### Excerpt
========================
- Teaser poster
- Chinese: 奇迹：追逐彩虹
- Directed by: Norman Stone Gary Mak
- Written by: Ashley Sidaway Robert Sidaway Lindsay Edmonds
- Produced by: Iain Brown Richard Fletcher Emma Slade Zhou Difei
- Starring: Willow Shields Maria Grazia Cucinotta
- Cinematography: Richard Bluck
- Edited by: Peter Roberts
- Music by: Tom McLeod
- Production companies: Beijing Tianrun Media Libertine Pictures TW Films
- Distributed by: Stellar Mega Films (China) Rialto Distribution (New Zealand)
- Release dates: 8 April 2017 (TIFF Kids); 1 November 2017 (Canada);
- Running time: 88 minutes
- Countries: China New Zealand
- Language: English
- Budget: US$20 million

= Into the Rainbow =

Into the Rainbow (titled: 奇迹：追逐彩虹; The Wonder: Chasing Rainbows) is a fantasy adventure film directed by Norman Stone, co-directed by Gary Wing-Lun Mak, and written by Ashley Sidaway and Robert Sidaway. The film stars Willow Shields, Leo Wu, Maria Grazia Cucinotta, Joe Chen, Jacqueline Joe, Archie Kao and Christy Chung. The film is a co-production between China and New Zealand. The film was shot in 3D.
========================
### Extracted entries
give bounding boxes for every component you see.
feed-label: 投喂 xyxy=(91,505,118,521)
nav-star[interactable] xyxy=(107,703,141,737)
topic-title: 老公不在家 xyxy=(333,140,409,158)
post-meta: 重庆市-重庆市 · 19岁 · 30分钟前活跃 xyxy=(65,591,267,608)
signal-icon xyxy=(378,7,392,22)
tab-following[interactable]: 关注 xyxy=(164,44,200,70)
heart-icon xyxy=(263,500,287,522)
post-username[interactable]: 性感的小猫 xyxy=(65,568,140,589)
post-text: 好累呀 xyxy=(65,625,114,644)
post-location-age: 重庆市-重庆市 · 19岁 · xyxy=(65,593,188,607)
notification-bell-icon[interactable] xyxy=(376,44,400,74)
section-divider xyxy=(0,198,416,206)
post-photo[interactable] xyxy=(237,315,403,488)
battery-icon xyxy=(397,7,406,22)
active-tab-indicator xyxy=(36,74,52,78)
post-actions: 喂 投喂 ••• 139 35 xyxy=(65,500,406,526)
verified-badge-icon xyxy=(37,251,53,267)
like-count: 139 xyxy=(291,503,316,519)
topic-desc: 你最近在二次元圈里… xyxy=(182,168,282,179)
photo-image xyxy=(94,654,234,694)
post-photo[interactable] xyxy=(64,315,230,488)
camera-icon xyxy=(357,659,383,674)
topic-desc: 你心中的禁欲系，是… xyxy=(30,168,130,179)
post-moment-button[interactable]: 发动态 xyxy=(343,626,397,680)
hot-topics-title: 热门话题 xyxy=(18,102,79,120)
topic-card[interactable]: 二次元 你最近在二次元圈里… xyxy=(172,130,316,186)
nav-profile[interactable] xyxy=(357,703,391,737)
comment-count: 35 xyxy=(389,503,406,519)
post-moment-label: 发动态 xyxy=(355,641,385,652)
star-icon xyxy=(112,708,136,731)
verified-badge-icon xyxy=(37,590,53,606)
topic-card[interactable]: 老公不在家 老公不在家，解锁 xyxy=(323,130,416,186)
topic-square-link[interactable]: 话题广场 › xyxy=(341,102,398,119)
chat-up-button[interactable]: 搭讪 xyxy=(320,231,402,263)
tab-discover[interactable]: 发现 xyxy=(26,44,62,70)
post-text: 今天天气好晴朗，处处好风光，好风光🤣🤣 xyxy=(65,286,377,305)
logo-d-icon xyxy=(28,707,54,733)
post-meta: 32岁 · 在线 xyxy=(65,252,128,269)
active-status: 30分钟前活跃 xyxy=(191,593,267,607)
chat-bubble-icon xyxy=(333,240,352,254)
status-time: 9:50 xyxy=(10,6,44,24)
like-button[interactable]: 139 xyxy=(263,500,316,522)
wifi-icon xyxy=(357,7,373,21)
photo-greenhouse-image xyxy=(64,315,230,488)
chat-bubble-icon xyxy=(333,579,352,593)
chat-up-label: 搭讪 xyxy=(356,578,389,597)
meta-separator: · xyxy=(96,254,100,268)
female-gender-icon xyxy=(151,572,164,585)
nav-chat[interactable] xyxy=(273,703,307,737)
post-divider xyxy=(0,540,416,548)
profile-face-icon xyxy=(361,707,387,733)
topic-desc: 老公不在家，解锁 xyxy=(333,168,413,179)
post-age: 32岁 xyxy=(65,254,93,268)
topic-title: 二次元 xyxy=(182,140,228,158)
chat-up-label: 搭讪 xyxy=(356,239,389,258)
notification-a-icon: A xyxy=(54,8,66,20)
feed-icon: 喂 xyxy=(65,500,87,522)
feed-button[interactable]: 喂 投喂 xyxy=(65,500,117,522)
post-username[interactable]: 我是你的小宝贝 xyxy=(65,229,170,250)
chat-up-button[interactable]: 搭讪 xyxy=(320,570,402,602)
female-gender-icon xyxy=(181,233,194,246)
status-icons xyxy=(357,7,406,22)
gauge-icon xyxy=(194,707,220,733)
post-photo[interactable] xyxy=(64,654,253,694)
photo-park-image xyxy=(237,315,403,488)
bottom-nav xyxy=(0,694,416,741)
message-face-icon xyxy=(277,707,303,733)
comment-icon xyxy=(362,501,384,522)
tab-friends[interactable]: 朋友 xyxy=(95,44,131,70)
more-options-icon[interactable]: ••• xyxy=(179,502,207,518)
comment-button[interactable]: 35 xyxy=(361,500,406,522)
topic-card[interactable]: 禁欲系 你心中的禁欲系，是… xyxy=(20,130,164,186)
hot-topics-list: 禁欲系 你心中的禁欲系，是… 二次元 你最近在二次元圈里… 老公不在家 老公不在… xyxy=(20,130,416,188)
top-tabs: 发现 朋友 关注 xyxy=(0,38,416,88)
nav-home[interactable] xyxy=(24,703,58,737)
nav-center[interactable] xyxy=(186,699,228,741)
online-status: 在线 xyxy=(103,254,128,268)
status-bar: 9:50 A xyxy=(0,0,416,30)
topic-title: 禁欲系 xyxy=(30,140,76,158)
========================
### Task brief
From the Into the Rainbow film entry above, reproduce word for word the passage that begins at the words "Into the Rainbow (titled: 奇迹：追逐彩虹;" and stops after "shot in 3D.".

### In response
Into the Rainbow (titled: 奇迹：追逐彩虹; The Wonder: Chasing Rainbows) is a fantasy adventure film directed by Norman Stone, co-directed by Gary Wing-Lun Mak, and written by Ashley Sidaway and Robert Sidaway. The film stars Willow Shields, Leo Wu, Maria Grazia Cucinotta, Joe Chen, Jacqueline Joe, Archie Kao and Christy Chung. The film is a co-production between China and New Zealand. The film was shot in 3D.